OBJECTIVE -
Please quote, word for word, the part of the video object insertion text below that opens with the words containing "Real stakes: This" and closes with "an illumination-aware dataset.".

== TEXT SECTION

The world before: Early image-level insertion looked convincing in single photos, but extending this to videos broke down because the object’s placement, size, and lighting changed across frames. Some video tools edited only inside a user mask, so they couldn’t fix nearby lighting or shadows. Others tried to regenerate big regions, which reduced user control and sometimes harmed the original background.

The problem: We need both precision and realism. Precision means the user can choose exactly where and how big the object is. Realism means proper 3D alignment, occlusions, motion, and lighting—frame after frame.

Failed attempts: Pure inpainting within a small mask often missed shadows and reflections outside the mask. Fully generative methods without masks often misplaced objects and altered unrelated parts of the scene. Methods that didn’t model visibility over time broke when the inserted object got partially hidden and then reappeared.

The gap: A bridge between strong 4D scene understanding (for geometry and occlusion) and modern video diffusion (for photorealistic synthesis), plus training data that explicitly teaches lighting changes caused by the new object.

Real stakes: This matters for commercials (placing products into existing footage), film post-production (adding props without reshoots), social media edits, and AR previews—saving time, cost, and keeping creative control in the user’s hands.

02Core Idea

The “aha!” in one sentence: Combine a 4D-aware mask that knows the scene’s geometry and occlusions with a diffusion-based video generator that not only inserts the object but also edits nearby lighting and shading—anchored by a perfect first frame and trained with an illumination-aware dataset.

Three analogies:

  1. Theater Stage Manager: The 4D module is the stage map (who stands where, who blocks whom). The diffusion model is the lighting crew and costume designer, making sure colors and shadows match the scene.

====
== DATASET CONTENT

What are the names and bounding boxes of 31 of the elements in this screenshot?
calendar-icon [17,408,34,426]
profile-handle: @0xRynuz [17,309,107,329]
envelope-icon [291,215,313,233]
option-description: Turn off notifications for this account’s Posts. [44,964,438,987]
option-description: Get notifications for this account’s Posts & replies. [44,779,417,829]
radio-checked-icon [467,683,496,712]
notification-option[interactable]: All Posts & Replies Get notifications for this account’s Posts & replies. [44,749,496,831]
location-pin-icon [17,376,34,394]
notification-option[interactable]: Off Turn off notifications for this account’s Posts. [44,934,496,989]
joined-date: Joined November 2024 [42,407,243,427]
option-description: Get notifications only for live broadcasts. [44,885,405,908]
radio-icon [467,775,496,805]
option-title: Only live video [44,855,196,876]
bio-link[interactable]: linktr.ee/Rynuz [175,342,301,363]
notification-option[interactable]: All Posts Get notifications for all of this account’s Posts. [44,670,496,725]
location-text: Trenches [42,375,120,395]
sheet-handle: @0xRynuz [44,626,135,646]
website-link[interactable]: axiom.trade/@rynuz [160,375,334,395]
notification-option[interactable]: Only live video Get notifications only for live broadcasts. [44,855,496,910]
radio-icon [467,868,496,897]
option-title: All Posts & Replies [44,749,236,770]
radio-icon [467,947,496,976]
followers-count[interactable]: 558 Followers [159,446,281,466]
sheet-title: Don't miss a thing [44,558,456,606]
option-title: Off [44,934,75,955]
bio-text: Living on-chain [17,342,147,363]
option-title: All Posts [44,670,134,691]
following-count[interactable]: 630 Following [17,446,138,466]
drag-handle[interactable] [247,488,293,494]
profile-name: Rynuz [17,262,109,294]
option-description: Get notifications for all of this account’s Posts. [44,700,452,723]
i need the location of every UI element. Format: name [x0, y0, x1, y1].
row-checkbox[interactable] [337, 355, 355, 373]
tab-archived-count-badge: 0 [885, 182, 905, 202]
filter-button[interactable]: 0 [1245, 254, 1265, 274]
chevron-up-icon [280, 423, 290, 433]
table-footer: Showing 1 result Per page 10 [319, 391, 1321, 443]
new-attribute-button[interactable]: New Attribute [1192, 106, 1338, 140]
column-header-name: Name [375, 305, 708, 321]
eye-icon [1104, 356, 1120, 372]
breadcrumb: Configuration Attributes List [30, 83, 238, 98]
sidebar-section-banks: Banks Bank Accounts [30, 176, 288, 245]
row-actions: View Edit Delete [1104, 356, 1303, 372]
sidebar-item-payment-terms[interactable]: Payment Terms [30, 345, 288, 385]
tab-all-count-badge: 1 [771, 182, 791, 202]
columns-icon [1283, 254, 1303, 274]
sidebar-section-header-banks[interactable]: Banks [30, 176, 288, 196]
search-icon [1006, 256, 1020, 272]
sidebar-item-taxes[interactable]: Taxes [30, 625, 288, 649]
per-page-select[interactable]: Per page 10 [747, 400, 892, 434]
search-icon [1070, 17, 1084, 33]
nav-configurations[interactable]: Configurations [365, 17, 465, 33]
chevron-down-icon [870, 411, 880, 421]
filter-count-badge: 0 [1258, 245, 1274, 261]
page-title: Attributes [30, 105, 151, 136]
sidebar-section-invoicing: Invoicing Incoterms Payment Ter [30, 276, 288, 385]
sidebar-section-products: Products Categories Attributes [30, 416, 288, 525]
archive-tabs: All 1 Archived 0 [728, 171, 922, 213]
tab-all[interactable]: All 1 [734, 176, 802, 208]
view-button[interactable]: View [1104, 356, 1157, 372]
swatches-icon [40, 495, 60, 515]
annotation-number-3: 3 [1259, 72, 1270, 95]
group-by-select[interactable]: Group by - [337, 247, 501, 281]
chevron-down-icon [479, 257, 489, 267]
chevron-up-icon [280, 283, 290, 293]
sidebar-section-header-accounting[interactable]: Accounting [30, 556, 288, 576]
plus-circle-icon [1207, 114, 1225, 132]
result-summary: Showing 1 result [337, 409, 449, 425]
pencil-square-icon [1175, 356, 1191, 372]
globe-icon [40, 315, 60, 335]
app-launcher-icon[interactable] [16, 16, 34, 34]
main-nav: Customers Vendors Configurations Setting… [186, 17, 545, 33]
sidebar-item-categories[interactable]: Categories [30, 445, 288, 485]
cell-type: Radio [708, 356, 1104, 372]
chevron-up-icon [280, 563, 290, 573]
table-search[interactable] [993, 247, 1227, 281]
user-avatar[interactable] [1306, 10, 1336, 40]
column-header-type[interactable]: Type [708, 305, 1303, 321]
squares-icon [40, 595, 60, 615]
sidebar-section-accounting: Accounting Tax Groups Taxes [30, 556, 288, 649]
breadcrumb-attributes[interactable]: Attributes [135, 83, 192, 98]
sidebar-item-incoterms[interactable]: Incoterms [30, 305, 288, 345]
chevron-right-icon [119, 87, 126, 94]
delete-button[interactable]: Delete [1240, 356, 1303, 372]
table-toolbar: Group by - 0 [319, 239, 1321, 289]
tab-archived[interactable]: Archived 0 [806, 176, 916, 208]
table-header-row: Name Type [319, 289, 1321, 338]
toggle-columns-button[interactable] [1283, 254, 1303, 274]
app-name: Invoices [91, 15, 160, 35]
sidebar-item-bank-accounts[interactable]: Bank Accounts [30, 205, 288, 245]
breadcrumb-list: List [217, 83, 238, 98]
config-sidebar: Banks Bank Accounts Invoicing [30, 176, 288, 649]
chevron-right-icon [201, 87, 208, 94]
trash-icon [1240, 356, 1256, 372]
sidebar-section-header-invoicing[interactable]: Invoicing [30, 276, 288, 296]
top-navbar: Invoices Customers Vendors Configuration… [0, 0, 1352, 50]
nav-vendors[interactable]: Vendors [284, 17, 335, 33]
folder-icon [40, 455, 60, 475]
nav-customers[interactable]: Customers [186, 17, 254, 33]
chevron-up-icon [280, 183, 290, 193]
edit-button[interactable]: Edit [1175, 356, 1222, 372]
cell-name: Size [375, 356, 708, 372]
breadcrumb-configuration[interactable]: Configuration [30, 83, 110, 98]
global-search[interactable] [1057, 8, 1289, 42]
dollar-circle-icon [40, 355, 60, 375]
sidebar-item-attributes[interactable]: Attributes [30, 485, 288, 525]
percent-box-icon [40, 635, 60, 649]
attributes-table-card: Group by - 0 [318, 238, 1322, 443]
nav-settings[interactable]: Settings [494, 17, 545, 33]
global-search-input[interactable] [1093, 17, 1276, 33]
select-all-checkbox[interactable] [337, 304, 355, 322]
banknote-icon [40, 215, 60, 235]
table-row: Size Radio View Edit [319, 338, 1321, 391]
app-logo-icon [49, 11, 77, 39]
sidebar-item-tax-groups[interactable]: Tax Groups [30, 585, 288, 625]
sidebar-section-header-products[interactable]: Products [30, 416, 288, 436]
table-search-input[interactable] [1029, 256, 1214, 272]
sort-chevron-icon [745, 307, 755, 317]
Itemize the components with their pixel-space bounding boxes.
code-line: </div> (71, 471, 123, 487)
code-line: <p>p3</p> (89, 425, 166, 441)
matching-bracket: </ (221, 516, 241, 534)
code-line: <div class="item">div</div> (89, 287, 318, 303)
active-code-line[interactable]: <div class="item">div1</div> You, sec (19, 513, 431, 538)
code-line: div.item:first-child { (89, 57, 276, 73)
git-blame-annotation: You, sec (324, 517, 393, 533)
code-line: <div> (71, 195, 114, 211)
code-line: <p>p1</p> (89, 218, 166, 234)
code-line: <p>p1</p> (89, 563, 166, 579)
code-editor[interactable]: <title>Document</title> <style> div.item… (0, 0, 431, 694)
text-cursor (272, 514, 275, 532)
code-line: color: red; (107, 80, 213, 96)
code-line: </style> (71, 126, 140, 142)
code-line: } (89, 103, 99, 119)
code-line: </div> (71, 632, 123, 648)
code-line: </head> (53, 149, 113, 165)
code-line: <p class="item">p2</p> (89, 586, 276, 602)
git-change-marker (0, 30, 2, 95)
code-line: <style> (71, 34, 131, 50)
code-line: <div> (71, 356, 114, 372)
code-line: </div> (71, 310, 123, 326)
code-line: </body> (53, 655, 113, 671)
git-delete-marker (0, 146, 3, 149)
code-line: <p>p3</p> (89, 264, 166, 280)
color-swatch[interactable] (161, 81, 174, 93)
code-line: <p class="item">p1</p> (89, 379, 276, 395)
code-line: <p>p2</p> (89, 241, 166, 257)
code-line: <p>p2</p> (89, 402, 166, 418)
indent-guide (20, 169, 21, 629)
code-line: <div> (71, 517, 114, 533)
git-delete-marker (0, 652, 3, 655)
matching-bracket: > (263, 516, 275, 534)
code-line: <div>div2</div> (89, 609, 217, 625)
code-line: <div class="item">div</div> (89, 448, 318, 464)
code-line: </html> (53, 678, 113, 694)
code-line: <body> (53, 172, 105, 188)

====

TASK ANSWER -
Real stakes: This matters for commercials (placing products into existing footage), film post-production (adding props without reshoots), social media edits, and AR previews—saving time, cost, and keeping creative control in the user’s hands.

02Core Idea

The “aha!” in one sentence: Combine a 4D-aware mask that knows the scene’s geometry and occlusions with a diffusion-based video generator that not only inserts the object but also edits nearby lighting and shading—anchored by a perfect first frame and trained with an illumination-aware dataset.